>> Start DATASET ROWS

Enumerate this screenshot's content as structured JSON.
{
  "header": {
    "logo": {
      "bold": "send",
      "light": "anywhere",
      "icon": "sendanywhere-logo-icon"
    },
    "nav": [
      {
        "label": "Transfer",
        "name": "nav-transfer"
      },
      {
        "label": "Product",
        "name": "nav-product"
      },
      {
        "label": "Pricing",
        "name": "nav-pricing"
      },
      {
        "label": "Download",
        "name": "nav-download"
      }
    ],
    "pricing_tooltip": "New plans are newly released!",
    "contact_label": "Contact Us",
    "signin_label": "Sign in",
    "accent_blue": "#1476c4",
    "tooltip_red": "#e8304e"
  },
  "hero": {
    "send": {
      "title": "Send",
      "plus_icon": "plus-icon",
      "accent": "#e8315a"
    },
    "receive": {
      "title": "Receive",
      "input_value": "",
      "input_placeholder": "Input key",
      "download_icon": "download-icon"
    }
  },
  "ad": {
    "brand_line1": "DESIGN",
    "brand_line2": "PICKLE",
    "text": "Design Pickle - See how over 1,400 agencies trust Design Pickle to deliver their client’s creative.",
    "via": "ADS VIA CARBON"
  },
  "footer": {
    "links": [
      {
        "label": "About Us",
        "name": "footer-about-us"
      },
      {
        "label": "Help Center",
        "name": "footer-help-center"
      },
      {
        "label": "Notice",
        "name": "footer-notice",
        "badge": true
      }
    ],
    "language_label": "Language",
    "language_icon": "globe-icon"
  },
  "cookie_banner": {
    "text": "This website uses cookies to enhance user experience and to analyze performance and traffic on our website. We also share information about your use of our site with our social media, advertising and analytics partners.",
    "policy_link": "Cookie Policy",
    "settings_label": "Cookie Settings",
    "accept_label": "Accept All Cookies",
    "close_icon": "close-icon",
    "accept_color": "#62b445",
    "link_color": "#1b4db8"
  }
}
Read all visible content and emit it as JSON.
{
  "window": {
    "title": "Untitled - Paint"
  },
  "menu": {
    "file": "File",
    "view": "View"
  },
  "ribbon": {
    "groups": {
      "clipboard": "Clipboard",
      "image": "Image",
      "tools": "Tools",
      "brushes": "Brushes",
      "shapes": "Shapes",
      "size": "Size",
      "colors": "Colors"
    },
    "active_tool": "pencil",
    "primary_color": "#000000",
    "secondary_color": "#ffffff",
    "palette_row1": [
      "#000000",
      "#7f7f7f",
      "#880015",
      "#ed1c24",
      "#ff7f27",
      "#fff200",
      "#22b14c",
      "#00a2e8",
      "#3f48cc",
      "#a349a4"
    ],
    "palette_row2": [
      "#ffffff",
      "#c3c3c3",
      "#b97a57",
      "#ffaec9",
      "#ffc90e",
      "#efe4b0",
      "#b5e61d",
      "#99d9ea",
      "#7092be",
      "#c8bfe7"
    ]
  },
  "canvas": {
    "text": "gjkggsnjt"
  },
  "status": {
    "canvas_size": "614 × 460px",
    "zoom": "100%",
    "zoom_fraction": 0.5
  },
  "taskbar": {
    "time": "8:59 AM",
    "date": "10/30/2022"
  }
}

>> End DATASET ROWS

Count how many lines above carry the word "name". Only the number is required.

> _EXERCISE RESULT_
7